Sorprende allora che in pochi, da sinistra, alzino la voce su una palese e ripetuta violazione di un diritto umano fondamentale. Il diritto ad un’alimentazione adeguata, salutare, compatibile culturalmente: chiamiamolo ius cibi. In un mondo dove contiamo oltre 800 milioni di poveri alimentari, solo nel nostro paese sono quasi 6 milioni, è possibile non vedere questa macroscopica realtà? Disquisiamo sulle differenze semantiche fra sovranismo e sovranità alimentare — un concetto nato a sinistra, oggi adottato dalla destra — senza accorgerci, ad esempio, che la Russia usa il cibo come arma geopolitica. Non solo dall’inizio del conflitto con l’Ucraina.

Compito assegnato 1: Elenca tutte le qualità che il brano sul diritto al cibo attribuisce all'alimentazione a cui si ha diritto.
Compito assegnato 2: Riassumi in due frasi il brano sul diritto al cibo.
Compito assegnato 3: Ricopia fedelmente il brano sul diritto al cibo, cominciando da "Sorprende allora che" e terminando con "conflitto con l’Ucraina.".

[Voci del dataset]

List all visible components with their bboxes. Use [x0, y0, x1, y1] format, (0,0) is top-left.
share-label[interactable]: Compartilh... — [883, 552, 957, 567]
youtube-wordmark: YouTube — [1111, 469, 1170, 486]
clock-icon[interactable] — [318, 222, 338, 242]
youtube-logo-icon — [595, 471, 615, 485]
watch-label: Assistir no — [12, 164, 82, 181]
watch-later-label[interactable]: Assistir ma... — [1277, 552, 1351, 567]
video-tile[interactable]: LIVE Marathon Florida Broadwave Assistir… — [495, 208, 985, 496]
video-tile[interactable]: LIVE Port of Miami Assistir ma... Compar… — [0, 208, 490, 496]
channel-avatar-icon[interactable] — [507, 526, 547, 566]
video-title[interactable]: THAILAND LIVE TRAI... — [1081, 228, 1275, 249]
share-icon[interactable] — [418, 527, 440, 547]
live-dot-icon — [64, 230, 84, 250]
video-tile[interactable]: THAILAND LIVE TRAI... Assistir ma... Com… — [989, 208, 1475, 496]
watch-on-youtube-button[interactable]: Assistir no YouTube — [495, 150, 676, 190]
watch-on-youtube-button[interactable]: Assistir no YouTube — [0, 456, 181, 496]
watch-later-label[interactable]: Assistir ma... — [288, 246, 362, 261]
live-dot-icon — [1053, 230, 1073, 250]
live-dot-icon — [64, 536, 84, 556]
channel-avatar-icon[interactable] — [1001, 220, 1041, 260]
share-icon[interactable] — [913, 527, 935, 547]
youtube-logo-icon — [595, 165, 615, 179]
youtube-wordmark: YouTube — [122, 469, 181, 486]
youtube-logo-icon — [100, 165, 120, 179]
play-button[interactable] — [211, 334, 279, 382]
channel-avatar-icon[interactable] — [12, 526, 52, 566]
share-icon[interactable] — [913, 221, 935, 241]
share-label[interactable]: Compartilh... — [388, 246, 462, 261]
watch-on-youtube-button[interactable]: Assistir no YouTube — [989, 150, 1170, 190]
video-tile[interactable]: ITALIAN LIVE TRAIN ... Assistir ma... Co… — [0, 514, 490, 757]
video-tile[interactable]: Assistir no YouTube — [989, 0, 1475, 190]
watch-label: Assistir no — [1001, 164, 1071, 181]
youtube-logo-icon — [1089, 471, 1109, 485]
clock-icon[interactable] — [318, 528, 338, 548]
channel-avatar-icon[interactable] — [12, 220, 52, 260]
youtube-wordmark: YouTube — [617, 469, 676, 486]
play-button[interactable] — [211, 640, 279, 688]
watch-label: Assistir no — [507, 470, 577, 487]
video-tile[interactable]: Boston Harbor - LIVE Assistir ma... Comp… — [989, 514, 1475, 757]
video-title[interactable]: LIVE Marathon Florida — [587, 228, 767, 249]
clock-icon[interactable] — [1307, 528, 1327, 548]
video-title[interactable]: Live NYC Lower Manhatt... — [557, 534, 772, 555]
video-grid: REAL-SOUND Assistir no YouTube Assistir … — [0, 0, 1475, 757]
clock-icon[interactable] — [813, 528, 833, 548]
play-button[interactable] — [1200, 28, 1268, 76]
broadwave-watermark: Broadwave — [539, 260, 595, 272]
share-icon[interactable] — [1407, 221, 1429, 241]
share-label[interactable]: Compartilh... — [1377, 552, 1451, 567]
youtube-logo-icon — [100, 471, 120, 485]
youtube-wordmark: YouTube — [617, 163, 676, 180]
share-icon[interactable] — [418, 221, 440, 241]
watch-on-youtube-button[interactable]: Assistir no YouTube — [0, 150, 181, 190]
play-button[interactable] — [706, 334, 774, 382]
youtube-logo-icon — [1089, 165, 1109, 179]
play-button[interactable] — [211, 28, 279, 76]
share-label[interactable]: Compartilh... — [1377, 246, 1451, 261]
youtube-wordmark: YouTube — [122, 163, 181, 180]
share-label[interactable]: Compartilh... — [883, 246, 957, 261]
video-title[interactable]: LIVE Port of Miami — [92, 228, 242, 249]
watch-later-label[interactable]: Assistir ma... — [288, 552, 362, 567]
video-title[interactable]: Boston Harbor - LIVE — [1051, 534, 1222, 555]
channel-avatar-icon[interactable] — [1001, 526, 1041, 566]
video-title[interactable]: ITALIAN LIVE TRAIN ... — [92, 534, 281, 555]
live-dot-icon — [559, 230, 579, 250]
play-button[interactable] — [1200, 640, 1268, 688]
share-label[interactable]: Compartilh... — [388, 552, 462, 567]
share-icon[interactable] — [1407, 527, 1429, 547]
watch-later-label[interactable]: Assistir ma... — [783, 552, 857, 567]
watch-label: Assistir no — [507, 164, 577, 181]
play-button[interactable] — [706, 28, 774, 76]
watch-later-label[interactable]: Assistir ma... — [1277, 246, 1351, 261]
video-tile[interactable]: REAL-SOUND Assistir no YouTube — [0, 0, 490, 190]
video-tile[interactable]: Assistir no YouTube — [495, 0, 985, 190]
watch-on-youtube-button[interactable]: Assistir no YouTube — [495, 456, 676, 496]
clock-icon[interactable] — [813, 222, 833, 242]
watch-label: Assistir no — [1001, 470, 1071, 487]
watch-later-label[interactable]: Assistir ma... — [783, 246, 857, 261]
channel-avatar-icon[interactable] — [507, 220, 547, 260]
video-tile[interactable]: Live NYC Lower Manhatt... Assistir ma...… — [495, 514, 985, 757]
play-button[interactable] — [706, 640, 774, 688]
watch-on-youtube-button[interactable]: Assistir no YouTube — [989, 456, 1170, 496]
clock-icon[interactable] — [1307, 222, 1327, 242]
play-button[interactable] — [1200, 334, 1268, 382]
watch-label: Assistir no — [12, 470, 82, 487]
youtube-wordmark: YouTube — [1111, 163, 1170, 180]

Risultato atteso 1:
adeguata
salutare
compatibile culturalmente

Risultato atteso 2: Sorprende che pochi, a sinistra, protestino contro la violazione ripetuta del diritto a un'alimentazione adeguata, salutare e culturalmente compatibile, chiamato ius cibi, in un mondo con oltre 800 milioni di poveri alimentari, quasi 6 milioni dei quali nel paese di chi scrive. Si discute delle differenze tra sovranismo e sovranità alimentare senza accorgersi, per esempio, che la Russia usa il cibo come arma geopolitica, e non solo dall'inizio del conflitto con l'Ucraina.

Risultato atteso 3:
Sorprende allora che in pochi, da sinistra, alzino la voce su una palese e ripetuta violazione di un diritto umano fondamentale. Il diritto ad un’alimentazione adeguata, salutare, compatibile culturalmente: chiamiamolo ius cibi. In un mondo dove contiamo oltre 800 milioni di poveri alimentari, solo nel nostro paese sono quasi 6 milioni, è possibile non vedere questa macroscopica realtà? Disquisiamo sulle differenze semantiche fra sovranismo e sovranità alimentare — un concetto nato a sinistra, oggi adottato dalla destra — senza accorgerci, ad esempio, che la Russia usa il cibo come arma geopolitica. Non solo dall’inizio del conflitto con l’Ucraina.